[Start of Stored rows]
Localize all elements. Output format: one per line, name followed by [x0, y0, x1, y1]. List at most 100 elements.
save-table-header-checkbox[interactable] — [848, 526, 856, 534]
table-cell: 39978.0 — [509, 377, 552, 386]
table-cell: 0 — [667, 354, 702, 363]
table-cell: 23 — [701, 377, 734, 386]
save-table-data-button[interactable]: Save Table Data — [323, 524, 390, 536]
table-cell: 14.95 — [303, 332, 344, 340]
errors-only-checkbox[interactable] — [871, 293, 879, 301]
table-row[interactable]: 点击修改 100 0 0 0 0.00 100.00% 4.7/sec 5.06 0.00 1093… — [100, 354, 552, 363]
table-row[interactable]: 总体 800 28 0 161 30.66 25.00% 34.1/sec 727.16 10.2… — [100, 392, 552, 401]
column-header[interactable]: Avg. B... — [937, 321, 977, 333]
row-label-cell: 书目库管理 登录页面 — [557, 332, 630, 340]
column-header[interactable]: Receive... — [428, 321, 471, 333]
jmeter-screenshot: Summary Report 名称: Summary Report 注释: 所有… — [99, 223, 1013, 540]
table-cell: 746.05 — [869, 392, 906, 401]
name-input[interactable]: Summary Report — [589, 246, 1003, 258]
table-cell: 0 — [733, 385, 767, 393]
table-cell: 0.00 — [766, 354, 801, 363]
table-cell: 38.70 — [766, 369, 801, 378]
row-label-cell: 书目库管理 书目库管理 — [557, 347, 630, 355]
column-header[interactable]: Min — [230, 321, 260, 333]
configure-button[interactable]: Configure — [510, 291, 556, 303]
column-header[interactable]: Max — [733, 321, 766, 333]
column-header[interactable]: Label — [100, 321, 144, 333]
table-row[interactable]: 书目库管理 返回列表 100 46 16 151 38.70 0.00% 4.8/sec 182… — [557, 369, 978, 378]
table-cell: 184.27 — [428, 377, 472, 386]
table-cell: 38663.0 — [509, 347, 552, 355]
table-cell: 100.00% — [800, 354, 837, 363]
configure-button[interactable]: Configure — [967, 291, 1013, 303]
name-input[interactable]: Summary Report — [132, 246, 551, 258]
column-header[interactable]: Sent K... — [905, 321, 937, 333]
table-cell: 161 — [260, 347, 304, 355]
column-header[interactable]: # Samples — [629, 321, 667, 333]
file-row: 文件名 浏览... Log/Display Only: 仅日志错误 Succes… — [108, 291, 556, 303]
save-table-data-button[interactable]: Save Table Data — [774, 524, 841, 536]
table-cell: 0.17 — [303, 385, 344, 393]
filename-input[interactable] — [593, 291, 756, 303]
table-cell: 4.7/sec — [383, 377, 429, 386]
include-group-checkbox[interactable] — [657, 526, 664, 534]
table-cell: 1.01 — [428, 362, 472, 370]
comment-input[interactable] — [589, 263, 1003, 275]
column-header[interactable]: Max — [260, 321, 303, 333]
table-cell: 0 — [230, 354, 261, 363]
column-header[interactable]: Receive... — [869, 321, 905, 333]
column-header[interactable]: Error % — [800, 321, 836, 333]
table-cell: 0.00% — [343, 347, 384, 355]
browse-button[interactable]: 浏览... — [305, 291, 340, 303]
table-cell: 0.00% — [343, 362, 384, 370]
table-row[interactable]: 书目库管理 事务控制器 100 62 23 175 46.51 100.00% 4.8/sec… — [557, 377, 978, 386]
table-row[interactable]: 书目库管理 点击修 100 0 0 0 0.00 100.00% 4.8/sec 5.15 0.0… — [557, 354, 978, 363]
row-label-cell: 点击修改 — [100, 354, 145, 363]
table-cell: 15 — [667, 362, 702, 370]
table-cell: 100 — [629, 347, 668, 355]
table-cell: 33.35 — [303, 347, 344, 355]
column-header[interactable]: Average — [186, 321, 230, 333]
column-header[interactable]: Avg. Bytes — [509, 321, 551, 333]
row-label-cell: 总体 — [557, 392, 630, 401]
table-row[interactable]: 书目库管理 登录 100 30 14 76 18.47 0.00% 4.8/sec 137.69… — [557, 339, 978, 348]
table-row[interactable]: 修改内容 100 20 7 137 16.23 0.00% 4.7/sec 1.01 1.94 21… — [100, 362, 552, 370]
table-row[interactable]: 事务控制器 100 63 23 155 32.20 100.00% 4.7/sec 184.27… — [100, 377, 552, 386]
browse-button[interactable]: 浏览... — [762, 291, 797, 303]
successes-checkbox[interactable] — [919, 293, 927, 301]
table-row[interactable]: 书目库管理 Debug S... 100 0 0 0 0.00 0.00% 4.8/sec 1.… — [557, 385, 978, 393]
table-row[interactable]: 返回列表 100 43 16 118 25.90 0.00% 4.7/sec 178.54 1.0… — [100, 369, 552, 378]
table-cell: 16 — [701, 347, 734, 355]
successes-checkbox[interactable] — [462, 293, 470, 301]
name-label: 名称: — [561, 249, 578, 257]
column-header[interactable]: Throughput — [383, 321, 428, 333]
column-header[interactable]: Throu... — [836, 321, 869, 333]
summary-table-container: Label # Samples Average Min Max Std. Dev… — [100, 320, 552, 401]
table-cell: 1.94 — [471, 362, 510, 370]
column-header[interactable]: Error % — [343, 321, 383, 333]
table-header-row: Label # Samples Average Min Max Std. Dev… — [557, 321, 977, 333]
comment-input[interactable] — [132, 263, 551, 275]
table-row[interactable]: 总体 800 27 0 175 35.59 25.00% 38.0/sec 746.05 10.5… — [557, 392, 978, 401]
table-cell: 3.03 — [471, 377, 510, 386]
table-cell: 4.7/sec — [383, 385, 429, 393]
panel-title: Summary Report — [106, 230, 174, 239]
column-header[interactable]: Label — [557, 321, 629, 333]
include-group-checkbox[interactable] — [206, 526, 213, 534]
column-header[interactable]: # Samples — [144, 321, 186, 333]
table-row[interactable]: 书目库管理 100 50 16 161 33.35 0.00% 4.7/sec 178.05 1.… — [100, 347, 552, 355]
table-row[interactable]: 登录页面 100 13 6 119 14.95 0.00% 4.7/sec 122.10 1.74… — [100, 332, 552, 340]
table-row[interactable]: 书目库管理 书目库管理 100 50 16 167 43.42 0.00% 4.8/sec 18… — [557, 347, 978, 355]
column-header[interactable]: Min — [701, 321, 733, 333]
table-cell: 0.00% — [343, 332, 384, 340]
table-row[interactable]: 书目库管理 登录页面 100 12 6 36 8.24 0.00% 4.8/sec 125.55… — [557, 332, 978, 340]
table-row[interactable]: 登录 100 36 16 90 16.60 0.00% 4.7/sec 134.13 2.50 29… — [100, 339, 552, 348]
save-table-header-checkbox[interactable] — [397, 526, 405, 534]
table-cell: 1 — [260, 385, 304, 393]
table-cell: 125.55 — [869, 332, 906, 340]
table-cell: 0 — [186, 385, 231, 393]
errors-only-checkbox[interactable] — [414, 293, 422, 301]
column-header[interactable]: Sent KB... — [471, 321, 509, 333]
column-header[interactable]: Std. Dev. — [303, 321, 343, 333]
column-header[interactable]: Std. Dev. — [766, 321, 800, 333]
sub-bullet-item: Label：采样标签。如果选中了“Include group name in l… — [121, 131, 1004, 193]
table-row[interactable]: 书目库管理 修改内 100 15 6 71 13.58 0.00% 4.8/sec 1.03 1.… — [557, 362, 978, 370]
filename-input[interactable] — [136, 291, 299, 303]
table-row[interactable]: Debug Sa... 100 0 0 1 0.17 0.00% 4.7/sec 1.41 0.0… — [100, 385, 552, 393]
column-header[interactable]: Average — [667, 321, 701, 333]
[End of Stored rows]
● Given problem: Please collect every line in the material above that contains the word "Configure", copying each of those lines in full.

● Response below:
configure-button[interactable]: Configure — [510, 291, 556, 303]
configure-button[interactable]: Configure — [967, 291, 1013, 303]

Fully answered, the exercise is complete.